Short task - Update the records below so that every "day-abbr-label" becomes "weekday-label", with nothing else changed. Leave the pictures out of your answer.

** Start Records for processing **

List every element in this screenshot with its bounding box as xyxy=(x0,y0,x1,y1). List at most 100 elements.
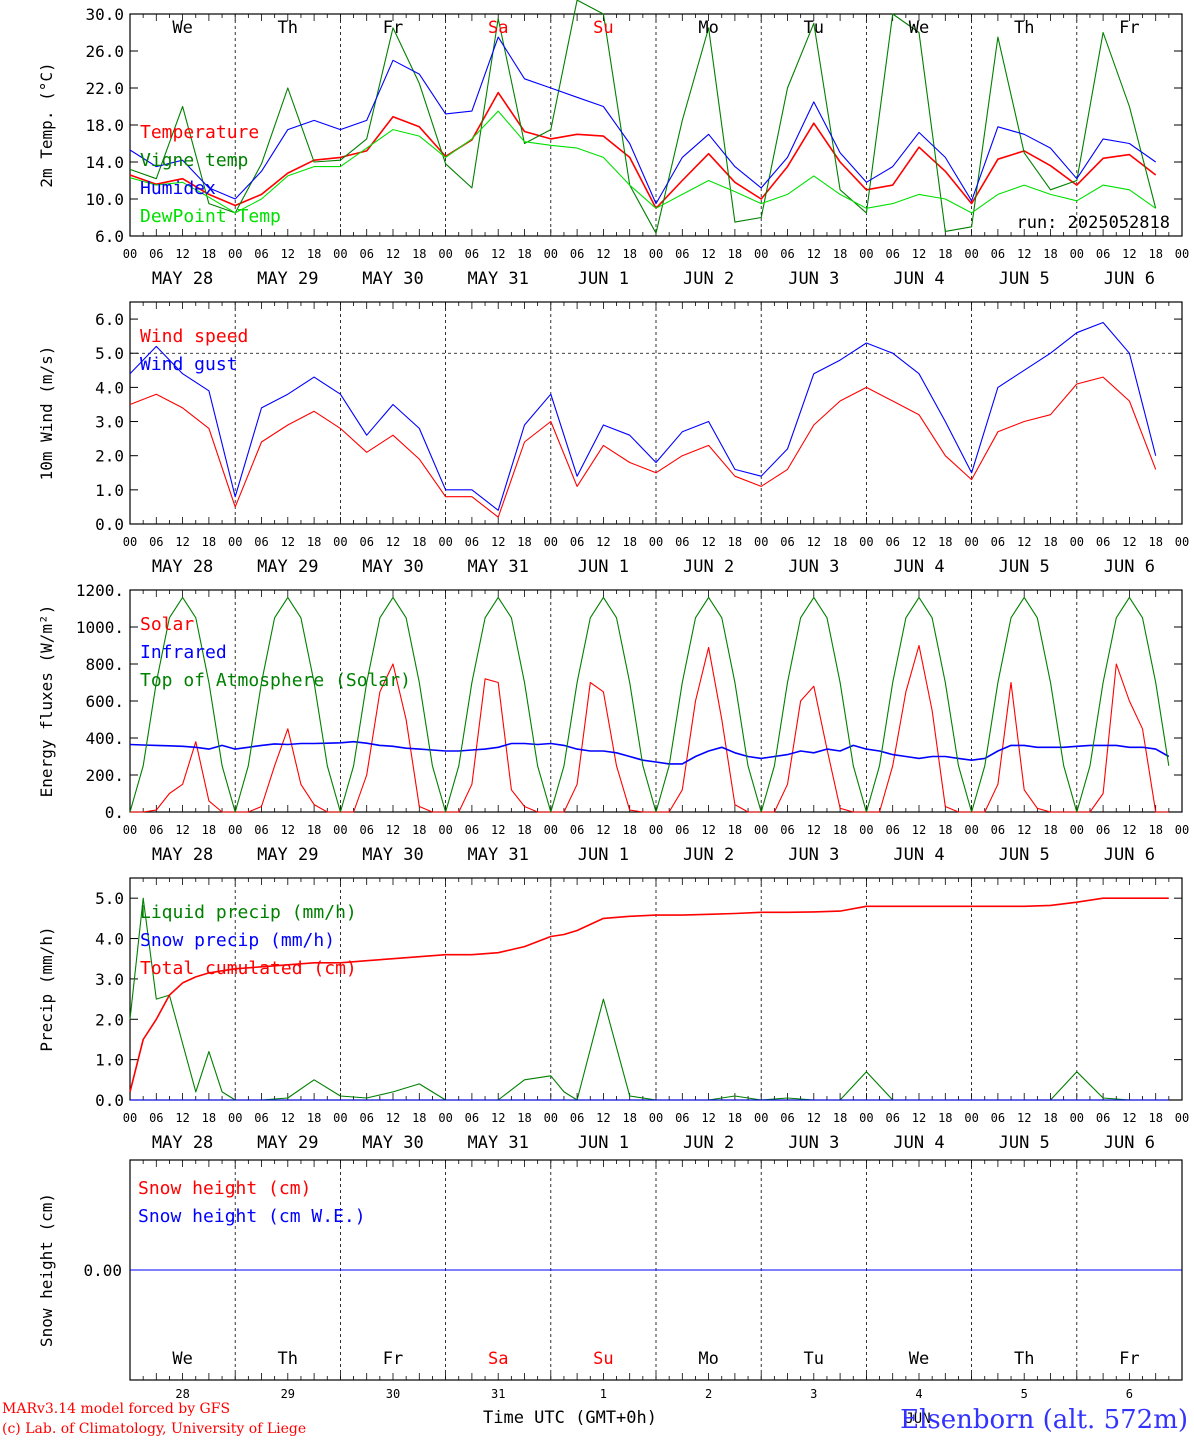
day-abbr-label: Su xyxy=(593,1349,613,1369)
day-abbr-label: We xyxy=(909,1349,929,1369)
y-tick-label: 3.0 xyxy=(95,413,124,432)
hour-tick-label: 12 xyxy=(386,1111,400,1125)
day-abbr-label: Fr xyxy=(383,18,403,38)
hour-tick-label: 12 xyxy=(281,535,295,549)
hour-tick-label: 12 xyxy=(1122,535,1136,549)
hour-tick-label: 12 xyxy=(386,823,400,837)
hour-tick-label: 06 xyxy=(254,1111,268,1125)
day-abbr-label: Mo xyxy=(698,1349,718,1369)
hour-tick-label: 18 xyxy=(202,535,216,549)
month-label: JUN xyxy=(905,1411,930,1427)
date-label: JUN 6 xyxy=(1104,845,1155,865)
hour-tick-label: 12 xyxy=(1017,247,1031,261)
series-line-top-of-atmosphere-solar- xyxy=(129,596,1170,813)
hour-tick-label: 18 xyxy=(202,247,216,261)
hour-tick-label: 18 xyxy=(1043,247,1057,261)
y-axis-title: 10m Wind (m/s) xyxy=(37,346,56,481)
hour-tick-label: 06 xyxy=(885,535,899,549)
legend-entry: Wind gust xyxy=(140,354,238,375)
hour-tick-label: 18 xyxy=(938,535,952,549)
day-abbr-label: Fr xyxy=(1119,1349,1139,1369)
date-label: JUN 1 xyxy=(578,557,629,577)
series-line-wind-speed xyxy=(129,376,1157,518)
date-label: JUN 2 xyxy=(683,845,734,865)
date-label: MAY 28 xyxy=(152,557,213,577)
legend-entry: Snow precip (mm/h) xyxy=(140,930,335,951)
date-label: JUN 4 xyxy=(893,269,944,289)
hour-tick-label: 12 xyxy=(175,535,189,549)
hour-tick-label: 00 xyxy=(754,1111,768,1125)
hour-tick-label: 12 xyxy=(175,247,189,261)
y-tick-label: 1.0 xyxy=(95,1051,124,1070)
hour-tick-label: 18 xyxy=(728,535,742,549)
hour-tick-label: 00 xyxy=(123,247,137,261)
hour-tick-label: 06 xyxy=(465,1111,479,1125)
hour-tick-label: 06 xyxy=(465,823,479,837)
hour-tick-label: 06 xyxy=(780,535,794,549)
hour-tick-label: 12 xyxy=(596,535,610,549)
hour-tick-label: 06 xyxy=(991,1111,1005,1125)
hour-tick-label: 06 xyxy=(254,247,268,261)
y-tick-label: 0. xyxy=(105,803,124,822)
day-abbr-label: Th xyxy=(1014,1349,1034,1369)
hour-tick-label: 00 xyxy=(859,247,873,261)
y-tick-label: 4.0 xyxy=(95,930,124,949)
hour-tick-label: 00 xyxy=(544,535,558,549)
hour-tick-label: 06 xyxy=(359,823,373,837)
hour-tick-label: 18 xyxy=(622,535,636,549)
day-abbr-label: Mo xyxy=(698,18,718,38)
hour-tick-label: 00 xyxy=(438,535,452,549)
date-label: MAY 30 xyxy=(362,269,423,289)
legend-entry: Wind speed xyxy=(140,326,248,347)
hour-tick-label: 12 xyxy=(912,535,926,549)
series-line-solar xyxy=(130,644,1169,813)
station-name: Elsenborn (alt. 572m) xyxy=(900,1405,1188,1435)
hour-tick-label: 12 xyxy=(1122,823,1136,837)
hour-tick-label: 00 xyxy=(333,247,347,261)
hour-tick-label: 18 xyxy=(622,1111,636,1125)
hour-tick-label: 00 xyxy=(333,535,347,549)
series-line-humidex xyxy=(129,36,1157,205)
series-line-temperature xyxy=(129,91,1157,210)
day-abbr-label: We xyxy=(172,18,192,38)
hour-tick-label: 18 xyxy=(728,823,742,837)
hour-tick-label: 06 xyxy=(254,823,268,837)
date-label: JUN 1 xyxy=(578,845,629,865)
day-number-label: 2 xyxy=(705,1387,712,1401)
hour-tick-label: 18 xyxy=(1043,823,1057,837)
day-number-label: 30 xyxy=(386,1387,400,1401)
series-line-dewpoint-temp xyxy=(129,110,1157,214)
series-line-wind-gust xyxy=(129,321,1157,511)
date-label: JUN 4 xyxy=(893,557,944,577)
energy-panel: 0. 200. 400. 600. 800. 1000. 1200. Energy fluxe… xyxy=(37,581,1189,865)
hour-tick-label: 12 xyxy=(912,823,926,837)
hour-tick-label: 00 xyxy=(228,1111,242,1125)
hour-tick-label: 00 xyxy=(859,823,873,837)
hour-tick-label: 06 xyxy=(885,1111,899,1125)
hour-tick-label: 12 xyxy=(701,823,715,837)
hour-tick-label: 00 xyxy=(438,823,452,837)
hour-tick-label: 00 xyxy=(649,535,663,549)
hour-tick-label: 00 xyxy=(754,535,768,549)
x-axis-title: Time UTC (GMT+0h) xyxy=(483,1408,657,1428)
hour-tick-label: 12 xyxy=(281,823,295,837)
hour-tick-label: 06 xyxy=(149,1111,163,1125)
hour-tick-label: 12 xyxy=(807,823,821,837)
hour-tick-label: 12 xyxy=(491,1111,505,1125)
hour-tick-label: 06 xyxy=(254,535,268,549)
hour-tick-label: 06 xyxy=(359,247,373,261)
date-label: JUN 3 xyxy=(788,269,839,289)
day-number-label: 5 xyxy=(1021,1387,1028,1401)
hour-tick-label: 18 xyxy=(728,247,742,261)
date-label: MAY 31 xyxy=(467,1133,528,1153)
hour-tick-label: 06 xyxy=(885,823,899,837)
hour-tick-label: 12 xyxy=(701,535,715,549)
date-label: JUN 3 xyxy=(788,1133,839,1153)
hour-tick-label: 18 xyxy=(833,1111,847,1125)
hour-tick-label: 06 xyxy=(359,535,373,549)
hour-tick-label: 06 xyxy=(675,247,689,261)
hour-tick-label: 06 xyxy=(991,535,1005,549)
y-axis-title: 2m Temp. (°C) xyxy=(37,62,56,187)
hour-tick-label: 00 xyxy=(649,247,663,261)
hour-tick-label: 00 xyxy=(544,247,558,261)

** End Records for processing **

Expected answer -
List every element in this screenshot with its bounding box as xyxy=(x0,y0,x1,y1). List at most 100 elements.
weekday-label: Su xyxy=(593,1349,613,1369)
weekday-label: We xyxy=(909,1349,929,1369)
y-tick-label: 3.0 xyxy=(95,413,124,432)
hour-tick-label: 12 xyxy=(386,1111,400,1125)
weekday-label: Fr xyxy=(383,18,403,38)
hour-tick-label: 12 xyxy=(281,535,295,549)
hour-tick-label: 12 xyxy=(1122,535,1136,549)
hour-tick-label: 12 xyxy=(386,823,400,837)
hour-tick-label: 06 xyxy=(254,1111,268,1125)
weekday-label: Mo xyxy=(698,1349,718,1369)
hour-tick-label: 18 xyxy=(202,535,216,549)
month-label: JUN xyxy=(905,1411,930,1427)
date-label: JUN 6 xyxy=(1104,845,1155,865)
hour-tick-label: 12 xyxy=(1017,247,1031,261)
series-line-top-of-atmosphere-solar- xyxy=(129,596,1170,813)
hour-tick-label: 18 xyxy=(202,247,216,261)
hour-tick-label: 18 xyxy=(1043,247,1057,261)
y-axis-title: 10m Wind (m/s) xyxy=(37,346,56,481)
hour-tick-label: 06 xyxy=(885,535,899,549)
legend-entry: Wind gust xyxy=(140,354,238,375)
hour-tick-label: 18 xyxy=(938,535,952,549)
weekday-label: Fr xyxy=(1119,1349,1139,1369)
date-label: JUN 1 xyxy=(578,557,629,577)
series-line-wind-speed xyxy=(129,376,1157,518)
date-label: JUN 2 xyxy=(683,845,734,865)
date-label: MAY 28 xyxy=(152,557,213,577)
legend-entry: Snow precip (mm/h) xyxy=(140,930,335,951)
date-label: JUN 4 xyxy=(893,269,944,289)
hour-tick-label: 12 xyxy=(175,535,189,549)
hour-tick-label: 00 xyxy=(754,1111,768,1125)
hour-tick-label: 12 xyxy=(175,247,189,261)
y-tick-label: 1.0 xyxy=(95,1051,124,1070)
hour-tick-label: 18 xyxy=(728,535,742,549)
hour-tick-label: 00 xyxy=(123,247,137,261)
hour-tick-label: 06 xyxy=(465,1111,479,1125)
hour-tick-label: 06 xyxy=(465,823,479,837)
hour-tick-label: 06 xyxy=(780,535,794,549)
hour-tick-label: 12 xyxy=(596,535,610,549)
hour-tick-label: 06 xyxy=(991,1111,1005,1125)
hour-tick-label: 06 xyxy=(254,247,268,261)
y-tick-label: 0. xyxy=(105,803,124,822)
weekday-label: Th xyxy=(1014,1349,1034,1369)
hour-tick-label: 00 xyxy=(859,247,873,261)
y-tick-label: 4.0 xyxy=(95,930,124,949)
hour-tick-label: 00 xyxy=(544,535,558,549)
hour-tick-label: 06 xyxy=(359,823,373,837)
hour-tick-label: 18 xyxy=(622,535,636,549)
weekday-label: Mo xyxy=(698,18,718,38)
hour-tick-label: 00 xyxy=(438,535,452,549)
date-label: MAY 30 xyxy=(362,269,423,289)
legend-entry: Wind speed xyxy=(140,326,248,347)
hour-tick-label: 12 xyxy=(912,535,926,549)
series-line-solar xyxy=(130,644,1169,813)
station-name: Elsenborn (alt. 572m) xyxy=(900,1405,1188,1435)
hour-tick-label: 12 xyxy=(1122,823,1136,837)
hour-tick-label: 00 xyxy=(333,247,347,261)
hour-tick-label: 18 xyxy=(622,1111,636,1125)
hour-tick-label: 00 xyxy=(333,535,347,549)
series-line-humidex xyxy=(129,36,1157,205)
series-line-temperature xyxy=(129,91,1157,210)
weekday-label: We xyxy=(172,18,192,38)
hour-tick-label: 18 xyxy=(728,823,742,837)
hour-tick-label: 06 xyxy=(254,823,268,837)
date-label: JUN 1 xyxy=(578,845,629,865)
day-number-label: 2 xyxy=(705,1387,712,1401)
hour-tick-label: 18 xyxy=(1043,823,1057,837)
day-number-label: 30 xyxy=(386,1387,400,1401)
series-line-dewpoint-temp xyxy=(129,110,1157,214)
series-line-wind-gust xyxy=(129,321,1157,511)
date-label: JUN 4 xyxy=(893,557,944,577)
energy-panel: 0. 200. 400. 600. 800. 1000. 1200. Energy fluxe… xyxy=(37,581,1189,865)
hour-tick-label: 12 xyxy=(912,823,926,837)
hour-tick-label: 00 xyxy=(228,1111,242,1125)
hour-tick-label: 00 xyxy=(859,823,873,837)
hour-tick-label: 06 xyxy=(885,1111,899,1125)
hour-tick-label: 12 xyxy=(701,823,715,837)
hour-tick-label: 00 xyxy=(438,823,452,837)
hour-tick-label: 00 xyxy=(649,535,663,549)
hour-tick-label: 00 xyxy=(754,535,768,549)
x-axis-title: Time UTC (GMT+0h) xyxy=(483,1408,657,1428)
hour-tick-label: 12 xyxy=(281,823,295,837)
hour-tick-label: 06 xyxy=(149,1111,163,1125)
hour-tick-label: 12 xyxy=(807,823,821,837)
hour-tick-label: 12 xyxy=(491,1111,505,1125)
hour-tick-label: 06 xyxy=(254,535,268,549)
hour-tick-label: 06 xyxy=(359,247,373,261)
date-label: JUN 3 xyxy=(788,269,839,289)
day-number-label: 5 xyxy=(1021,1387,1028,1401)
hour-tick-label: 18 xyxy=(728,247,742,261)
date-label: MAY 31 xyxy=(467,1133,528,1153)
hour-tick-label: 06 xyxy=(885,823,899,837)
hour-tick-label: 12 xyxy=(701,535,715,549)
date-label: JUN 3 xyxy=(788,1133,839,1153)
hour-tick-label: 18 xyxy=(833,1111,847,1125)
hour-tick-label: 06 xyxy=(359,535,373,549)
hour-tick-label: 06 xyxy=(675,247,689,261)
hour-tick-label: 06 xyxy=(991,535,1005,549)
y-axis-title: 2m Temp. (°C) xyxy=(37,62,56,187)
hour-tick-label: 00 xyxy=(649,247,663,261)
hour-tick-label: 00 xyxy=(544,247,558,261)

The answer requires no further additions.